▸ What you need to do:
Copy every line that holds "text".
---------- Records for processing
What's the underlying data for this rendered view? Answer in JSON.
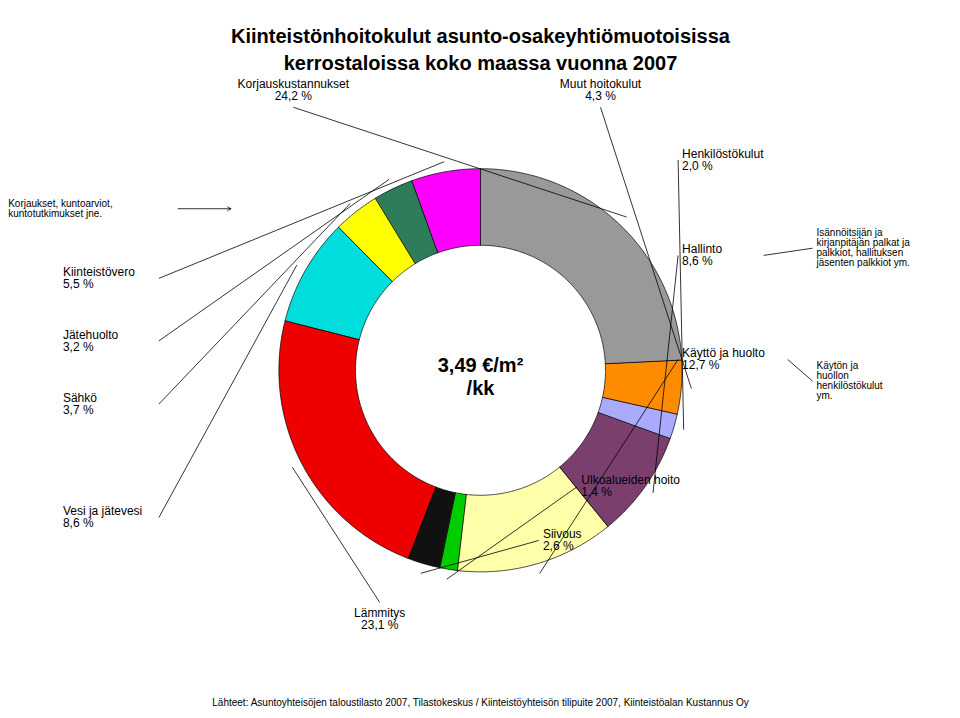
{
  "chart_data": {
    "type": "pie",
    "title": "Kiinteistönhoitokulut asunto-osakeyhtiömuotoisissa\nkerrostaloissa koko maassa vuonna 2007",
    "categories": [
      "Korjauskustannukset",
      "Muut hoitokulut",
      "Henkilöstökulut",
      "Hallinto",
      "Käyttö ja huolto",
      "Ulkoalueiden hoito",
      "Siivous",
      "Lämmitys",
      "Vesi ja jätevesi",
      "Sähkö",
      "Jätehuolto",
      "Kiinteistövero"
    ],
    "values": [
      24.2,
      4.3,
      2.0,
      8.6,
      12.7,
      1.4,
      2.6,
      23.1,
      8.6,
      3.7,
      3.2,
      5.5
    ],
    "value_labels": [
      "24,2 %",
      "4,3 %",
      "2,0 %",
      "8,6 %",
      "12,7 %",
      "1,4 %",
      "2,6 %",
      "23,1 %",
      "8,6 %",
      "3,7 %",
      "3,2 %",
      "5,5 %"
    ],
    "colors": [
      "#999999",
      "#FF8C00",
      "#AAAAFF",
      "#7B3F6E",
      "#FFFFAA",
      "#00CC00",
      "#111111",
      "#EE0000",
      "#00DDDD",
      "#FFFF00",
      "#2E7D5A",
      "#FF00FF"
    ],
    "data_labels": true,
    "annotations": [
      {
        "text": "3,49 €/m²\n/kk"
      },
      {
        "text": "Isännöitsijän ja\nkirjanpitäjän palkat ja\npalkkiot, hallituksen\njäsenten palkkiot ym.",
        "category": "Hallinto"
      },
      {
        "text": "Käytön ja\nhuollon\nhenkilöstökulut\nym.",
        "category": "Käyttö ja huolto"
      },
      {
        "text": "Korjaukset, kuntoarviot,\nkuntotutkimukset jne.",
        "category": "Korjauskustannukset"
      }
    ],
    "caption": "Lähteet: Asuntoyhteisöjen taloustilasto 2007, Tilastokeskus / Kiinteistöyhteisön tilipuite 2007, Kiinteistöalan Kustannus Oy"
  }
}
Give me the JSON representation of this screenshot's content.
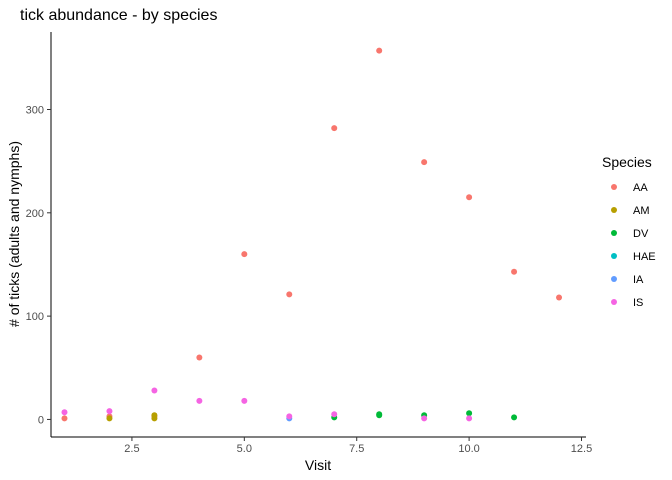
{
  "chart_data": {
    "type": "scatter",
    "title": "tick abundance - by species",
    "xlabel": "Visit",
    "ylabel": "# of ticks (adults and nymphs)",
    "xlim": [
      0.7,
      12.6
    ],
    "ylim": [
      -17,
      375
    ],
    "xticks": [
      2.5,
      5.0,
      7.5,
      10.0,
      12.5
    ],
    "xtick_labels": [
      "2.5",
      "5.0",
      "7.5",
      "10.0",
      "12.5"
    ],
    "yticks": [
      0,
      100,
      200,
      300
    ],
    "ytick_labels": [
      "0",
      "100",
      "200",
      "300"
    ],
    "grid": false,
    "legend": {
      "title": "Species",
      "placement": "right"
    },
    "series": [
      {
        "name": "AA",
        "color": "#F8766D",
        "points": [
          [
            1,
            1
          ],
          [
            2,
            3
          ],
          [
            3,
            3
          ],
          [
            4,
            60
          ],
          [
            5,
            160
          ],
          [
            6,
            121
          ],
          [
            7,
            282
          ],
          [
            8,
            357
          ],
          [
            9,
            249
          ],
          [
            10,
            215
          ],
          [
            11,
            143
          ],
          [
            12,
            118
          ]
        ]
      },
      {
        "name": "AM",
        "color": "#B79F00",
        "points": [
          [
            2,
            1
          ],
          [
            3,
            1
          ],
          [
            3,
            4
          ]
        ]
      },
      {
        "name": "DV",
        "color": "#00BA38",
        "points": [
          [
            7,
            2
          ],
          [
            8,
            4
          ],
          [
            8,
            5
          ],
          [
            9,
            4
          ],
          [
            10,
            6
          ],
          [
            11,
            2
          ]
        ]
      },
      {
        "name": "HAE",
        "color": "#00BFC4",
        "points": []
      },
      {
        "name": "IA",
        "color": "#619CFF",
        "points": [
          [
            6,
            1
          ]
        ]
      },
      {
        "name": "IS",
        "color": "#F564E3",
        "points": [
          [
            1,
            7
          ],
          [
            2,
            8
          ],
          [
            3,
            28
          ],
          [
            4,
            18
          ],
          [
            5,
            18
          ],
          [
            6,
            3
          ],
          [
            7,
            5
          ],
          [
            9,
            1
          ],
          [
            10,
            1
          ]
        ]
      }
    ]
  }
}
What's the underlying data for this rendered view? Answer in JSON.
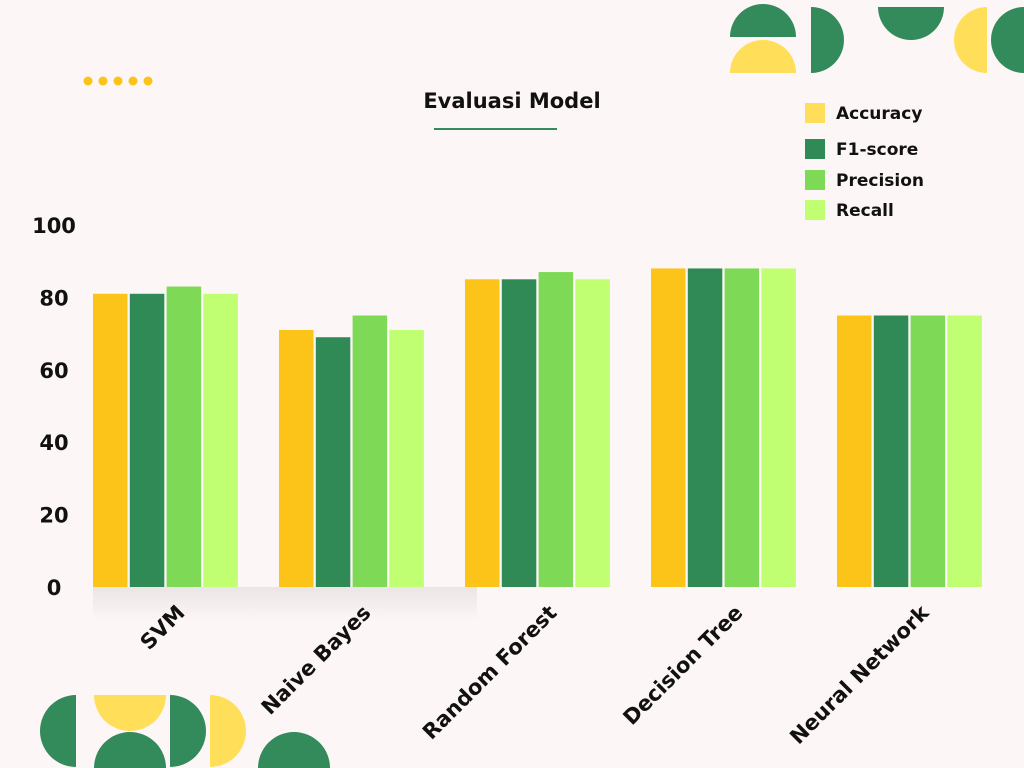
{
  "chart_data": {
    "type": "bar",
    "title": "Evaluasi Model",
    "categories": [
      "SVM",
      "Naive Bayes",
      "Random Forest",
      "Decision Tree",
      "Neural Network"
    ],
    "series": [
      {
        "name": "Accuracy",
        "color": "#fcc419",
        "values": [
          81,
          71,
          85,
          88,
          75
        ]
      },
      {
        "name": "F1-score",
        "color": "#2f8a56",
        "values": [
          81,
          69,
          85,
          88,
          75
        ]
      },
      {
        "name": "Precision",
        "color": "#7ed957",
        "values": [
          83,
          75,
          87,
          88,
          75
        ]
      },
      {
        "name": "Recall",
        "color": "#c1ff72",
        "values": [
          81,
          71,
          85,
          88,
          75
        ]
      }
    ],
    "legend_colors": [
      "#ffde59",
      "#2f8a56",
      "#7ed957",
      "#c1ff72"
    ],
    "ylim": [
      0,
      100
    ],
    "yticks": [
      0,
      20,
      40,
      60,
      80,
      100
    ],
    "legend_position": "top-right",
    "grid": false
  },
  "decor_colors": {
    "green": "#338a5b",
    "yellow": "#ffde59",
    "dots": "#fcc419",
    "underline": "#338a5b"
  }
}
--------------------
---------- Records for processing
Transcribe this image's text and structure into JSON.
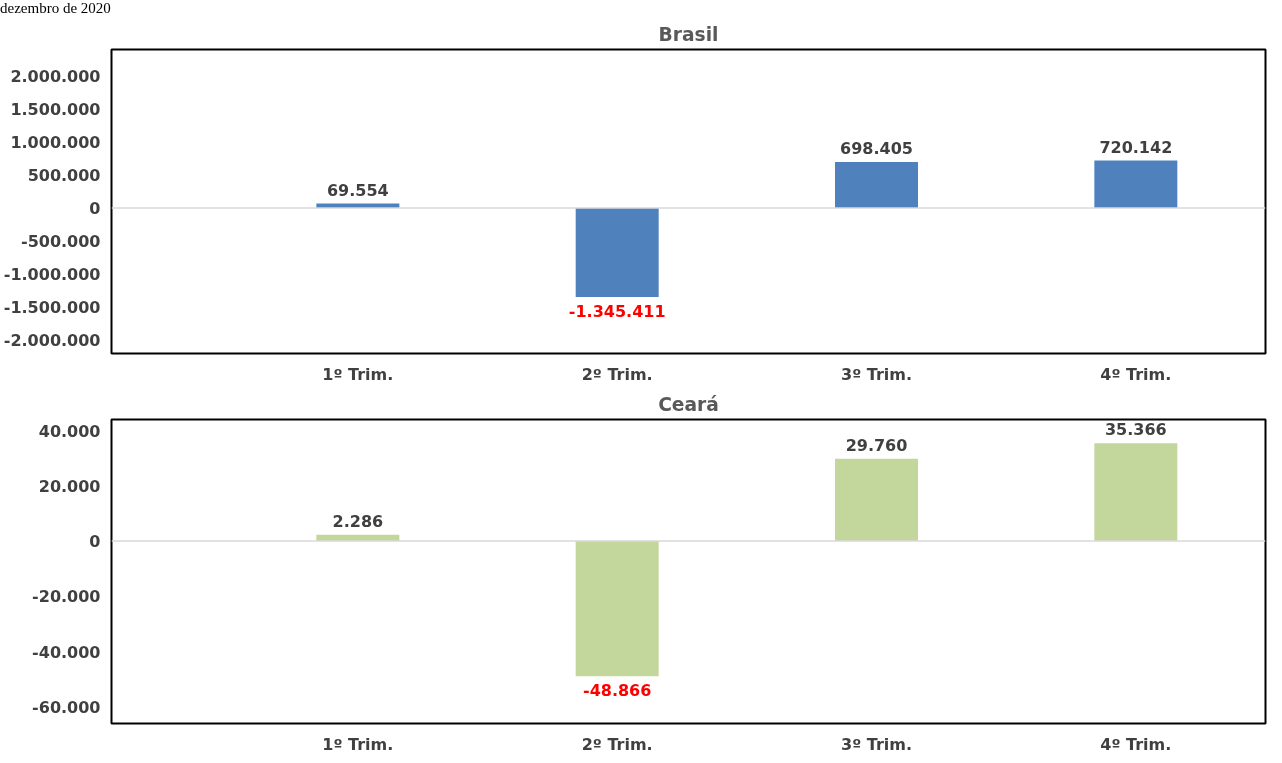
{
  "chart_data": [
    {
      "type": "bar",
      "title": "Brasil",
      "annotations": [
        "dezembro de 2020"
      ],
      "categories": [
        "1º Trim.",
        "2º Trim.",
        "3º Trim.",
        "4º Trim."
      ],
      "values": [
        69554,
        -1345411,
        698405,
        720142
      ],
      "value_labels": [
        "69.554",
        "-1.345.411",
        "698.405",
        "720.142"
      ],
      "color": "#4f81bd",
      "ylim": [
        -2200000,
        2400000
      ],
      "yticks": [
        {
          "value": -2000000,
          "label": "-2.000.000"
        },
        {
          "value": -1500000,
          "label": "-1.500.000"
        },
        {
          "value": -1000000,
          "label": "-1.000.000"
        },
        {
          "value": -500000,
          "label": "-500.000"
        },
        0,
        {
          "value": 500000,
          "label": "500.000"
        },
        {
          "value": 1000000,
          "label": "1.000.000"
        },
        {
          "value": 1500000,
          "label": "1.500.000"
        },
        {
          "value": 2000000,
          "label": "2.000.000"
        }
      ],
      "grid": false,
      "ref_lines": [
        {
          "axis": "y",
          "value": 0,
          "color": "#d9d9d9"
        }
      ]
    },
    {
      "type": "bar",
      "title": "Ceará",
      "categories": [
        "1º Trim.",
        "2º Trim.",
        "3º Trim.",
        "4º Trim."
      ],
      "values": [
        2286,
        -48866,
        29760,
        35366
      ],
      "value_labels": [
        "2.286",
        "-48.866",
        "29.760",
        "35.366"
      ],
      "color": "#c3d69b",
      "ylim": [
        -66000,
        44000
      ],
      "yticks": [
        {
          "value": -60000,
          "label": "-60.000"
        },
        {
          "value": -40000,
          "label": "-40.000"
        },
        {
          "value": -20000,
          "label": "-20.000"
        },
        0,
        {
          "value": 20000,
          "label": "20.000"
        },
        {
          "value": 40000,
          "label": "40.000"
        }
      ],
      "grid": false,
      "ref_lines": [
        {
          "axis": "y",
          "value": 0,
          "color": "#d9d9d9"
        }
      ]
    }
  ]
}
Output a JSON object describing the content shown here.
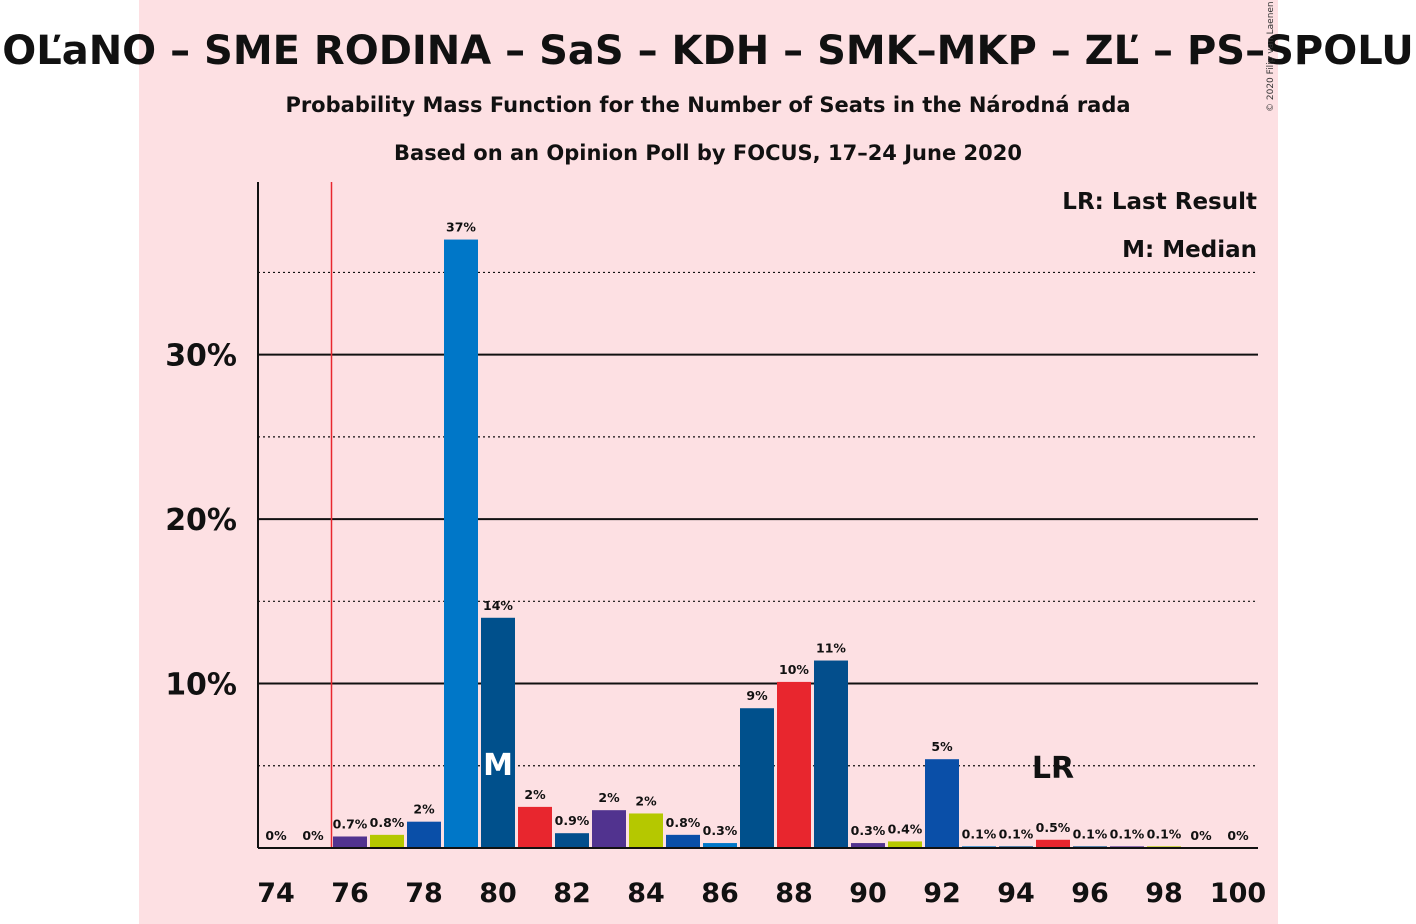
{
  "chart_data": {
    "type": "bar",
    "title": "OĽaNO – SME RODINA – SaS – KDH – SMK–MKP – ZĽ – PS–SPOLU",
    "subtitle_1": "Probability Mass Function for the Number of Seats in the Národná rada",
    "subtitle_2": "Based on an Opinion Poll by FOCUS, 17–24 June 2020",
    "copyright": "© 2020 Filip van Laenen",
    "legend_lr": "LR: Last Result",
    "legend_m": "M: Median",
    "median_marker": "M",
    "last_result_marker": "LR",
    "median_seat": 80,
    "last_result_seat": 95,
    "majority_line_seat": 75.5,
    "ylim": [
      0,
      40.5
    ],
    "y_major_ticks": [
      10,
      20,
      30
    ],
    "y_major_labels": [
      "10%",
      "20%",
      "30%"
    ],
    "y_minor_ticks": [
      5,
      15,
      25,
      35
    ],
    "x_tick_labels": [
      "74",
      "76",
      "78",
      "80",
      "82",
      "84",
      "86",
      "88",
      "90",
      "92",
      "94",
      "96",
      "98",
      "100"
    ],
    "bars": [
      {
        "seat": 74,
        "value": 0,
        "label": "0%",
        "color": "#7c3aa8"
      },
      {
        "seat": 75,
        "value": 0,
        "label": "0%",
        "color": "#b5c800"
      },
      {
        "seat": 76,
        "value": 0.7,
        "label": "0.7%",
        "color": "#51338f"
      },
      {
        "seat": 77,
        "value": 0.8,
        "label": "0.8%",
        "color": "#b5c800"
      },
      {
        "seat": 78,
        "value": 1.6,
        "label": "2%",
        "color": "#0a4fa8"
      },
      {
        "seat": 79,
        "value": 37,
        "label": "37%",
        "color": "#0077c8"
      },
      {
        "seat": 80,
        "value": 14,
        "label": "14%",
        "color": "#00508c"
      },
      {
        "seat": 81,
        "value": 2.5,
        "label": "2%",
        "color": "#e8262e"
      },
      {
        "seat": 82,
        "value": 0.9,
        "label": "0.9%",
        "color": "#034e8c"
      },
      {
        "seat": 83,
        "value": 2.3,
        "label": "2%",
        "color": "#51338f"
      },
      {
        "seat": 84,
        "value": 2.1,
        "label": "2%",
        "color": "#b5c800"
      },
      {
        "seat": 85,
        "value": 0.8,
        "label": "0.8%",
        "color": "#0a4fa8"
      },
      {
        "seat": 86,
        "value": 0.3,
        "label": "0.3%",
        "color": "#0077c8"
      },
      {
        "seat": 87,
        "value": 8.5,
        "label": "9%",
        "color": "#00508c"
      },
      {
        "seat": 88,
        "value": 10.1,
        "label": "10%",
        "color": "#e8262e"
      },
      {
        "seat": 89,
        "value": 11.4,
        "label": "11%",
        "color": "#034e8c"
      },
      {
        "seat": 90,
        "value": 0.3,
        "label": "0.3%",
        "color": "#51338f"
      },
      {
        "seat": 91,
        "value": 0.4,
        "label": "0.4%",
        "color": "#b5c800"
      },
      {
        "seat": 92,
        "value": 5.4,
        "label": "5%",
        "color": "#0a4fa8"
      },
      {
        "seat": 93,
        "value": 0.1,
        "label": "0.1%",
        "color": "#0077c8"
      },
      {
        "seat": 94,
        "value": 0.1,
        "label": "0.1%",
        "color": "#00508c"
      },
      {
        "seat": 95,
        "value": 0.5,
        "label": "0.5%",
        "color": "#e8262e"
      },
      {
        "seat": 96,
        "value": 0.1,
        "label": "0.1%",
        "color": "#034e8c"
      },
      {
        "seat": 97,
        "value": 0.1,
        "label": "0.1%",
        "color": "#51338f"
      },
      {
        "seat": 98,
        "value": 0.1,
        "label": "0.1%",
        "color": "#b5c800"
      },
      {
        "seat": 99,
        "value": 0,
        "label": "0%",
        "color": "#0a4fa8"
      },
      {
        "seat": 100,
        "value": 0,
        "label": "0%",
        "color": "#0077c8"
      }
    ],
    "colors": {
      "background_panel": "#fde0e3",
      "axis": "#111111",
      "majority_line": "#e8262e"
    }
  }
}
--------------------
▸ The solution:
        "text": "3,49 €/m²\n/kk"
        "text": "Isännöitsijän ja\nkirjanpitäjän palkat ja\npalkkiot, hallituksen\njäsenten palkkiot ym.",
        "text": "Käytön ja\nhuollon\nhenkilöstökulut\nym.",
        "text": "Korjaukset, kuntoarviot,\nkuntotutkimukset jne.",
Transcribe this image's text and structure into JSON.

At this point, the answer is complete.